Do this: Your task is to retype each line of the data below exactly.

Data for this task:
┄┄┄┄┄┄┄┄┄┄┄┄┄┄┄┄┄┄┄┄

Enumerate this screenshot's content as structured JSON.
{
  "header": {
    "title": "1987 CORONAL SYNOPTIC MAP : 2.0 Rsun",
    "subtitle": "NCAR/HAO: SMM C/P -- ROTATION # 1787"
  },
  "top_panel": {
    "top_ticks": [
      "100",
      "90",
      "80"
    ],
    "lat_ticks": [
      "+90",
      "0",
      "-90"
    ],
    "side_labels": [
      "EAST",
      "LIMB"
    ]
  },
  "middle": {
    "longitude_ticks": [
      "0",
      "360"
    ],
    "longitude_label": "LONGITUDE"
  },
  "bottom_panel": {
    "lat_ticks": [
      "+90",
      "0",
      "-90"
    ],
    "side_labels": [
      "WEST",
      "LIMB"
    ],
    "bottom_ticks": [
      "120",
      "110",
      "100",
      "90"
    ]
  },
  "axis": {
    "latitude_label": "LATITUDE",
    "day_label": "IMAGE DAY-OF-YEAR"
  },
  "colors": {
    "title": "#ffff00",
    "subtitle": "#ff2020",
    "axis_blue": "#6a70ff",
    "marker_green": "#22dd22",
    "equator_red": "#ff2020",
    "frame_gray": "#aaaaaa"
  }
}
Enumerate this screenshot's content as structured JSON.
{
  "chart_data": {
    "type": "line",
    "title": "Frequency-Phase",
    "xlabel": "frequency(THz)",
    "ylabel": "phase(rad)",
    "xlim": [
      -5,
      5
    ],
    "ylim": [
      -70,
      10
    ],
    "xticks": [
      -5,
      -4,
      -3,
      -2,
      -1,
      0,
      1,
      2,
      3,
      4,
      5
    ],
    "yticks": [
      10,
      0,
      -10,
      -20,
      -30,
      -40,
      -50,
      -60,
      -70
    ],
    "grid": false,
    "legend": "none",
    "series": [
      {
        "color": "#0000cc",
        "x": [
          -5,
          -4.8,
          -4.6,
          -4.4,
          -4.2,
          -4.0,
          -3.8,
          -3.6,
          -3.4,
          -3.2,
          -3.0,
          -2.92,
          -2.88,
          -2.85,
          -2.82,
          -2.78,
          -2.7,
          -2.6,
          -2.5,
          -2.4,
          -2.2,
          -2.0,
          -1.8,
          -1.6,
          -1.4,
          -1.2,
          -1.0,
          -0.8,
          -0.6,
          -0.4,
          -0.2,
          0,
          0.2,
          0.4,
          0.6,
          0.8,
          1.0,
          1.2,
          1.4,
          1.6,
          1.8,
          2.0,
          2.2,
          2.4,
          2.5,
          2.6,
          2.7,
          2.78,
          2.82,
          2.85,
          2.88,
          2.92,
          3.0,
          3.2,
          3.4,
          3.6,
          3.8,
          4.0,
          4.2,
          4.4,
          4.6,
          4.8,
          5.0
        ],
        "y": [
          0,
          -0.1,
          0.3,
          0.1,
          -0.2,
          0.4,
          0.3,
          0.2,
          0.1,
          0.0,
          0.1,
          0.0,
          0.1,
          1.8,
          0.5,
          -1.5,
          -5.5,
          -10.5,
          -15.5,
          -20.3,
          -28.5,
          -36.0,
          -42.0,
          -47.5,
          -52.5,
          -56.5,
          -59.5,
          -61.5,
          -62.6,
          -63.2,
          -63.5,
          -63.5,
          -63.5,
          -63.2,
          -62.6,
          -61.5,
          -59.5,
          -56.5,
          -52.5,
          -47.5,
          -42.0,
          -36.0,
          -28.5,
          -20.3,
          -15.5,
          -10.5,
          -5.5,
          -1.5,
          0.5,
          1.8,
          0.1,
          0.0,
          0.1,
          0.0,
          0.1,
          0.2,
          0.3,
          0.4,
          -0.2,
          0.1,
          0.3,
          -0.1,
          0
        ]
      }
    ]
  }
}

┄┄┄┄┄┄┄┄┄┄┄┄┄┄┄┄┄┄┄┄

Answer for the task:
Enumerate this screenshot's content as structured JSON.
{
  "header": {
    "title": "1987 CORONAL SYNOPTIC MAP : 2.0 Rsun",
    "subtitle": "NCAR/HAO: SMM C/P -- ROTATION # 1787"
  },
  "top_panel": {
    "top_ticks": [
      "100",
      "90",
      "80"
    ],
    "lat_ticks": [
      "+90",
      "0",
      "-90"
    ],
    "side_labels": [
      "EAST",
      "LIMB"
    ]
  },
  "middle": {
    "longitude_ticks": [
      "0",
      "360"
    ],
    "longitude_label": "LONGITUDE"
  },
  "bottom_panel": {
    "lat_ticks": [
      "+90",
      "0",
      "-90"
    ],
    "side_labels": [
      "WEST",
      "LIMB"
    ],
    "bottom_ticks": [
      "120",
      "110",
      "100",
      "90"
    ]
  },
  "axis": {
    "latitude_label": "LATITUDE",
    "day_label": "IMAGE DAY-OF-YEAR"
  },
  "colors": {
    "title": "#ffff00",
    "subtitle": "#ff2020",
    "axis_blue": "#6a70ff",
    "marker_green": "#22dd22",
    "equator_red": "#ff2020",
    "frame_gray": "#aaaaaa"
  }
}
Enumerate this screenshot's content as structured JSON.
{
  "chart_data": {
    "type": "line",
    "title": "Frequency-Phase",
    "xlabel": "frequency(THz)",
    "ylabel": "phase(rad)",
    "xlim": [
      -5,
      5
    ],
    "ylim": [
      -70,
      10
    ],
    "xticks": [
      -5,
      -4,
      -3,
      -2,
      -1,
      0,
      1,
      2,
      3,
      4,
      5
    ],
    "yticks": [
      10,
      0,
      -10,
      -20,
      -30,
      -40,
      -50,
      -60,
      -70
    ],
    "grid": false,
    "legend": "none",
    "series": [
      {
        "color": "#0000cc",
        "x": [
          -5,
          -4.8,
          -4.6,
          -4.4,
          -4.2,
          -4.0,
          -3.8,
          -3.6,
          -3.4,
          -3.2,
          -3.0,
          -2.92,
          -2.88,
          -2.85,
          -2.82,
          -2.78,
          -2.7,
          -2.6,
          -2.5,
          -2.4,
          -2.2,
          -2.0,
          -1.8,
          -1.6,
          -1.4,
          -1.2,
          -1.0,
          -0.8,
          -0.6,
          -0.4,
          -0.2,
          0,
          0.2,
          0.4,
          0.6,
          0.8,
          1.0,
          1.2,
          1.4,
          1.6,
          1.8,
          2.0,
          2.2,
          2.4,
          2.5,
          2.6,
          2.7,
          2.78,
          2.82,
          2.85,
          2.88,
          2.92,
          3.0,
          3.2,
          3.4,
          3.6,
          3.8,
          4.0,
          4.2,
          4.4,
          4.6,
          4.8,
          5.0
        ],
        "y": [
          0,
          -0.1,
          0.3,
          0.1,
          -0.2,
          0.4,
          0.3,
          0.2,
          0.1,
          0.0,
          0.1,
          0.0,
          0.1,
          1.8,
          0.5,
          -1.5,
          -5.5,
          -10.5,
          -15.5,
          -20.3,
          -28.5,
          -36.0,
          -42.0,
          -47.5,
          -52.5,
          -56.5,
          -59.5,
          -61.5,
          -62.6,
          -63.2,
          -63.5,
          -63.5,
          -63.5,
          -63.2,
          -62.6,
          -61.5,
          -59.5,
          -56.5,
          -52.5,
          -47.5,
          -42.0,
          -36.0,
          -28.5,
          -20.3,
          -15.5,
          -10.5,
          -5.5,
          -1.5,
          0.5,
          1.8,
          0.1,
          0.0,
          0.1,
          0.0,
          0.1,
          0.2,
          0.3,
          0.4,
          -0.2,
          0.1,
          0.3,
          -0.1,
          0
        ]
      }
    ]
  }
}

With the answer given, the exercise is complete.